Stated task:
Output the material beneath this task exactly, images excluded.

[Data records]
%%

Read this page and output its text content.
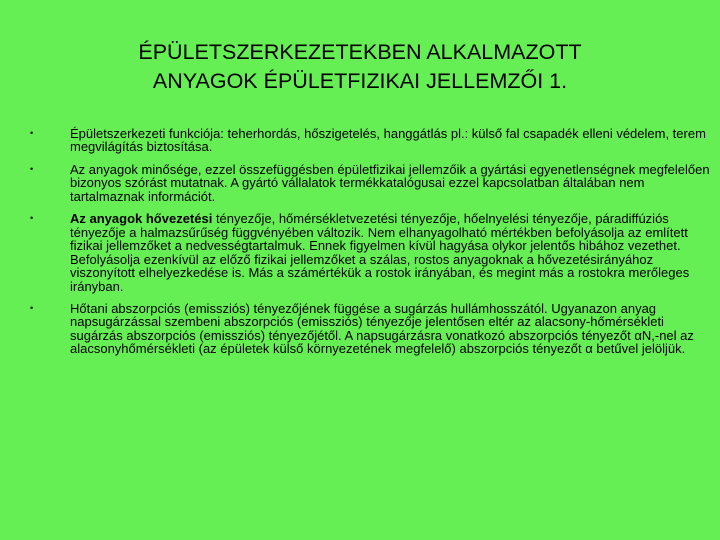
ÉPÜLETSZERKEZETEKBEN ALKALMAZOTT
ANYAGOK ÉPÜLETFIZIKAI JELLEMZŐI 1.
•	Épületszerkezeti funkciója: teherhordás, hőszigetelés, hanggátlás pl.: külső fal csapadék elleni védelem, terem megvilágítás biztosítása.
•	Az anyagok minősége, ezzel összefüggésben épületfizikai jellemzőik a gyártási egyenetlenségnek megfelelően bizonyos szórást mutatnak. A gyártó vállalatok termékkatalógusai ezzel kapcsolatban általában nem tartalmaznak információt.
•	Az anyagok hővezetési tényezője, hőmérsékletvezetési tényezője, hőelnyelési tényezője, páradiffúziós tényezője a halmazsűrűség függvényében változik. Nem elhanyagolható mértékben befolyásolja az említett fizikai jellemzőket a nedvességtartalmuk. Ennek figyelmen kívül hagyása olykor jelentős hibához vezethet. Befolyásolja ezenkívül az előző fizikai jellemzőket a szálas, rostos anyagoknak a hővezetésirányához viszonyított elhelyezkedése is. Más a számértékük a rostok irányában, és megint más a rostokra merőleges irányban.
•	Hőtani abszorpciós (emissziós) tényezőjének függése a sugárzás hullámhosszától. Ugyanazon anyag napsugárzással szembeni abszorpciós (emissziós) tényezője jelentősen eltér az alacsony-hőmérsékleti sugárzás abszorpciós (emissziós) tényezőjétől. A napsugárzásra vonatkozó abszorpciós tényezőt αN,-nel az alacsonyhőmérsékleti (az épületek külső környezetének megfelelő) abszorpciós tényezőt α betűvel jelöljük.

%%

Finished exercise:
Read this page and output its text content.
ÉPÜLETSZERKEZETEKBEN ALKALMAZOTT
ANYAGOK ÉPÜLETFIZIKAI JELLEMZŐI 1.
•	Épületszerkezeti funkciója: teherhordás, hőszigetelés, hanggátlás pl.: külső fal csapadék elleni védelem, terem megvilágítás biztosítása.
•	Az anyagok minősége, ezzel összefüggésben épületfizikai jellemzőik a gyártási egyenetlenségnek megfelelően bizonyos szórást mutatnak. A gyártó vállalatok termékkatalógusai ezzel kapcsolatban általában nem tartalmaznak információt.
•	Az anyagok hővezetési tényezője, hőmérsékletvezetési tényezője, hőelnyelési tényezője, páradiffúziós tényezője a halmazsűrűség függvényében változik. Nem elhanyagolható mértékben befolyásolja az említett fizikai jellemzőket a nedvességtartalmuk. Ennek figyelmen kívül hagyása olykor jelentős hibához vezethet. Befolyásolja ezenkívül az előző fizikai jellemzőket a szálas, rostos anyagoknak a hővezetésirányához viszonyított elhelyezkedése is. Más a számértékük a rostok irányában, és megint más a rostokra merőleges irányban.
•	Hőtani abszorpciós (emissziós) tényezőjének függése a sugárzás hullámhosszától. Ugyanazon anyag napsugárzással szembeni abszorpciós (emissziós) tényezője jelentősen eltér az alacsony-hőmérsékleti sugárzás abszorpciós (emissziós) tényezőjétől. A napsugárzásra vonatkozó abszorpciós tényezőt αN,-nel az alacsonyhőmérsékleti (az épületek külső környezetének megfelelő) abszorpciós tényezőt α betűvel jelöljük.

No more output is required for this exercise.